TASK TO COMPLETE
Read the listing below and copy out every line that holds "name".

***

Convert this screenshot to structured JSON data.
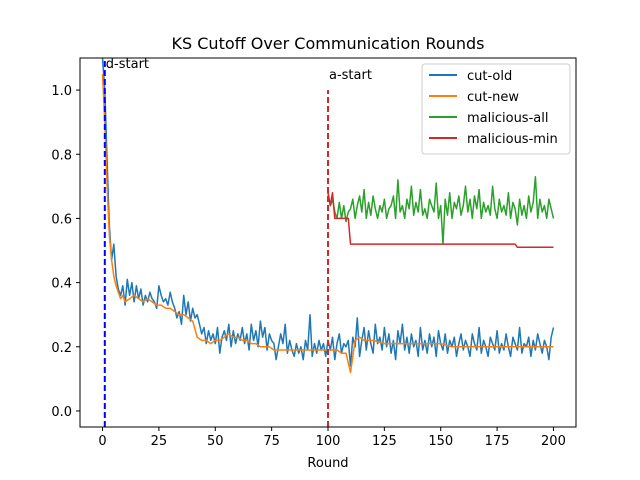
{
  "chart_data": {
    "type": "line",
    "title": "KS Cutoff Over Communication Rounds",
    "xlabel": "Round",
    "ylabel": "",
    "xlim": [
      -10,
      210
    ],
    "ylim": [
      -0.05,
      1.1
    ],
    "xticks": [
      0,
      25,
      50,
      75,
      100,
      125,
      150,
      175,
      200
    ],
    "yticks": [
      0.0,
      0.2,
      0.4,
      0.6,
      0.8,
      1.0
    ],
    "xtick_labels": [
      "0",
      "25",
      "50",
      "75",
      "100",
      "125",
      "150",
      "175",
      "200"
    ],
    "ytick_labels": [
      "0.0",
      "0.2",
      "0.4",
      "0.6",
      "0.8",
      "1.0"
    ],
    "grid": false,
    "legend_position": "top-right",
    "series": [
      {
        "name": "cut-old",
        "color": "#1f77b4",
        "x": [
          0,
          1,
          2,
          3,
          4,
          5,
          6,
          7,
          8,
          9,
          10,
          11,
          12,
          13,
          14,
          15,
          16,
          17,
          18,
          19,
          20,
          21,
          22,
          23,
          24,
          25,
          26,
          27,
          28,
          29,
          30,
          31,
          32,
          33,
          34,
          35,
          36,
          37,
          38,
          39,
          40,
          41,
          42,
          43,
          44,
          45,
          46,
          47,
          48,
          49,
          50,
          51,
          52,
          53,
          54,
          55,
          56,
          57,
          58,
          59,
          60,
          61,
          62,
          63,
          64,
          65,
          66,
          67,
          68,
          69,
          70,
          71,
          72,
          73,
          74,
          75,
          76,
          77,
          78,
          79,
          80,
          81,
          82,
          83,
          84,
          85,
          86,
          87,
          88,
          89,
          90,
          91,
          92,
          93,
          94,
          95,
          96,
          97,
          98,
          99,
          100,
          101,
          102,
          103,
          104,
          105,
          106,
          107,
          108,
          109,
          110,
          111,
          112,
          113,
          114,
          115,
          116,
          117,
          118,
          119,
          120,
          121,
          122,
          123,
          124,
          125,
          126,
          127,
          128,
          129,
          130,
          131,
          132,
          133,
          134,
          135,
          136,
          137,
          138,
          139,
          140,
          141,
          142,
          143,
          144,
          145,
          146,
          147,
          148,
          149,
          150,
          151,
          152,
          153,
          154,
          155,
          156,
          157,
          158,
          159,
          160,
          161,
          162,
          163,
          164,
          165,
          166,
          167,
          168,
          169,
          170,
          171,
          172,
          173,
          174,
          175,
          176,
          177,
          178,
          179,
          180,
          181,
          182,
          183,
          184,
          185,
          186,
          187,
          188,
          189,
          190,
          191,
          192,
          193,
          194,
          195,
          196,
          197,
          198,
          199,
          200
        ],
        "y": [
          1.1,
          1.0,
          0.78,
          0.58,
          0.47,
          0.52,
          0.42,
          0.38,
          0.36,
          0.39,
          0.33,
          0.41,
          0.36,
          0.4,
          0.34,
          0.39,
          0.35,
          0.38,
          0.33,
          0.36,
          0.34,
          0.37,
          0.35,
          0.34,
          0.32,
          0.39,
          0.36,
          0.34,
          0.35,
          0.33,
          0.37,
          0.34,
          0.32,
          0.29,
          0.31,
          0.27,
          0.36,
          0.3,
          0.34,
          0.28,
          0.32,
          0.29,
          0.3,
          0.27,
          0.24,
          0.26,
          0.21,
          0.25,
          0.22,
          0.24,
          0.21,
          0.26,
          0.18,
          0.23,
          0.25,
          0.22,
          0.27,
          0.2,
          0.25,
          0.21,
          0.24,
          0.22,
          0.26,
          0.21,
          0.24,
          0.19,
          0.27,
          0.22,
          0.25,
          0.2,
          0.28,
          0.23,
          0.26,
          0.19,
          0.24,
          0.22,
          0.21,
          0.16,
          0.2,
          0.24,
          0.21,
          0.27,
          0.18,
          0.22,
          0.19,
          0.17,
          0.21,
          0.18,
          0.2,
          0.16,
          0.22,
          0.19,
          0.3,
          0.17,
          0.21,
          0.18,
          0.22,
          0.19,
          0.21,
          0.17,
          0.22,
          0.19,
          0.23,
          0.16,
          0.21,
          0.24,
          0.18,
          0.21,
          0.2,
          0.22,
          0.14,
          0.23,
          0.2,
          0.29,
          0.17,
          0.22,
          0.26,
          0.19,
          0.25,
          0.21,
          0.18,
          0.27,
          0.21,
          0.23,
          0.19,
          0.26,
          0.2,
          0.24,
          0.18,
          0.22,
          0.16,
          0.25,
          0.21,
          0.27,
          0.19,
          0.23,
          0.18,
          0.24,
          0.2,
          0.22,
          0.17,
          0.26,
          0.19,
          0.22,
          0.18,
          0.24,
          0.2,
          0.23,
          0.17,
          0.25,
          0.21,
          0.19,
          0.24,
          0.18,
          0.22,
          0.2,
          0.23,
          0.17,
          0.21,
          0.24,
          0.19,
          0.22,
          0.2,
          0.17,
          0.24,
          0.21,
          0.19,
          0.26,
          0.18,
          0.22,
          0.2,
          0.17,
          0.23,
          0.21,
          0.19,
          0.25,
          0.18,
          0.21,
          0.19,
          0.24,
          0.2,
          0.17,
          0.23,
          0.21,
          0.19,
          0.26,
          0.18,
          0.21,
          0.2,
          0.23,
          0.17,
          0.22,
          0.19,
          0.24,
          0.21,
          0.18,
          0.22,
          0.2,
          0.16,
          0.23,
          0.26
        ],
        "show_points_x": [
          0,
          5,
          10,
          15,
          20,
          25,
          30,
          35,
          40,
          45,
          50,
          55,
          58,
          60,
          65,
          67,
          70,
          73,
          75,
          77,
          80,
          82,
          85,
          88,
          90,
          92,
          95,
          98,
          100,
          103,
          104,
          105,
          106,
          108,
          110,
          112,
          114,
          115,
          116,
          117,
          120,
          122,
          125,
          128,
          130,
          132,
          135,
          138,
          140,
          142,
          145,
          147,
          148,
          150,
          152,
          155,
          158,
          160,
          162,
          165,
          168,
          170,
          172,
          175,
          178,
          180,
          182,
          185,
          188,
          190,
          192,
          195,
          198,
          200
        ]
      },
      {
        "name": "cut-new",
        "color": "#ff7f0e",
        "x": [
          0,
          1,
          2,
          3,
          4,
          5,
          6,
          7,
          8,
          9,
          10,
          12,
          14,
          16,
          18,
          20,
          22,
          24,
          26,
          28,
          30,
          32,
          34,
          36,
          38,
          40,
          42,
          44,
          46,
          48,
          50,
          52,
          54,
          56,
          58,
          60,
          62,
          64,
          66,
          68,
          70,
          72,
          74,
          76,
          78,
          80,
          82,
          84,
          86,
          88,
          90,
          92,
          94,
          96,
          98,
          100,
          102,
          104,
          106,
          108,
          110,
          112,
          114,
          116,
          118,
          120,
          125,
          130,
          135,
          140,
          145,
          150,
          155,
          160,
          165,
          170,
          175,
          180,
          185,
          190,
          195,
          200
        ],
        "y": [
          1.05,
          0.9,
          0.7,
          0.55,
          0.47,
          0.42,
          0.39,
          0.37,
          0.35,
          0.36,
          0.34,
          0.35,
          0.36,
          0.35,
          0.34,
          0.35,
          0.34,
          0.33,
          0.33,
          0.32,
          0.32,
          0.31,
          0.3,
          0.3,
          0.29,
          0.28,
          0.23,
          0.22,
          0.22,
          0.21,
          0.22,
          0.22,
          0.23,
          0.24,
          0.23,
          0.23,
          0.22,
          0.22,
          0.21,
          0.21,
          0.2,
          0.2,
          0.2,
          0.19,
          0.19,
          0.19,
          0.19,
          0.19,
          0.19,
          0.19,
          0.19,
          0.19,
          0.19,
          0.19,
          0.19,
          0.19,
          0.19,
          0.19,
          0.18,
          0.18,
          0.12,
          0.22,
          0.23,
          0.22,
          0.22,
          0.22,
          0.21,
          0.21,
          0.21,
          0.21,
          0.21,
          0.21,
          0.2,
          0.2,
          0.2,
          0.2,
          0.2,
          0.2,
          0.2,
          0.2,
          0.2,
          0.2
        ]
      },
      {
        "name": "malicious-all",
        "color": "#2ca02c",
        "x": [
          100,
          101,
          102,
          103,
          104,
          105,
          106,
          107,
          108,
          109,
          110,
          111,
          112,
          113,
          114,
          115,
          116,
          117,
          118,
          119,
          120,
          121,
          122,
          123,
          124,
          125,
          126,
          127,
          128,
          129,
          130,
          131,
          132,
          133,
          134,
          135,
          136,
          137,
          138,
          139,
          140,
          141,
          142,
          143,
          144,
          145,
          146,
          147,
          148,
          149,
          150,
          151,
          152,
          153,
          154,
          155,
          156,
          157,
          158,
          159,
          160,
          161,
          162,
          163,
          164,
          165,
          166,
          167,
          168,
          169,
          170,
          171,
          172,
          173,
          174,
          175,
          176,
          177,
          178,
          179,
          180,
          181,
          182,
          183,
          184,
          185,
          186,
          187,
          188,
          189,
          190,
          191,
          192,
          193,
          194,
          195,
          196,
          197,
          198,
          199,
          200
        ],
        "y": [
          0.68,
          0.64,
          0.66,
          0.62,
          0.6,
          0.65,
          0.6,
          0.64,
          0.59,
          0.62,
          0.63,
          0.66,
          0.6,
          0.64,
          0.67,
          0.62,
          0.69,
          0.6,
          0.65,
          0.61,
          0.67,
          0.63,
          0.6,
          0.64,
          0.62,
          0.66,
          0.6,
          0.63,
          0.64,
          0.67,
          0.6,
          0.72,
          0.62,
          0.64,
          0.6,
          0.66,
          0.63,
          0.7,
          0.61,
          0.65,
          0.62,
          0.69,
          0.61,
          0.63,
          0.6,
          0.66,
          0.64,
          0.62,
          0.71,
          0.6,
          0.64,
          0.52,
          0.66,
          0.61,
          0.68,
          0.6,
          0.65,
          0.63,
          0.67,
          0.61,
          0.64,
          0.7,
          0.62,
          0.66,
          0.6,
          0.67,
          0.63,
          0.69,
          0.6,
          0.65,
          0.62,
          0.64,
          0.61,
          0.7,
          0.63,
          0.6,
          0.66,
          0.62,
          0.64,
          0.61,
          0.68,
          0.6,
          0.65,
          0.63,
          0.58,
          0.66,
          0.61,
          0.64,
          0.6,
          0.67,
          0.62,
          0.65,
          0.73,
          0.6,
          0.66,
          0.62,
          0.64,
          0.6,
          0.66,
          0.63,
          0.6
        ]
      },
      {
        "name": "malicious-min",
        "color": "#d62728",
        "x": [
          100,
          101,
          102,
          103,
          104,
          105,
          106,
          107,
          108,
          109,
          110,
          115,
          120,
          125,
          130,
          135,
          140,
          145,
          150,
          151,
          152,
          155,
          160,
          165,
          170,
          175,
          180,
          183,
          184,
          185,
          190,
          195,
          200
        ],
        "y": [
          0.68,
          0.64,
          0.68,
          0.6,
          0.6,
          0.6,
          0.6,
          0.6,
          0.6,
          0.6,
          0.52,
          0.52,
          0.52,
          0.52,
          0.52,
          0.52,
          0.52,
          0.52,
          0.52,
          0.52,
          0.52,
          0.52,
          0.52,
          0.52,
          0.52,
          0.52,
          0.52,
          0.52,
          0.51,
          0.51,
          0.51,
          0.51,
          0.51
        ]
      }
    ],
    "vlines": [
      {
        "x": 1,
        "color": "#0000ff",
        "style": "dashed",
        "label": "d-start",
        "ymax": 1.1
      },
      {
        "x": 100,
        "color": "#d62728",
        "style": "dashed",
        "label": "a-start",
        "ymax": 1.0
      }
    ]
  }
}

***

SOLUTION TO THIS TASK
        "name": "cut-old",
        "name": "cut-new",
        "name": "malicious-all",
        "name": "malicious-min",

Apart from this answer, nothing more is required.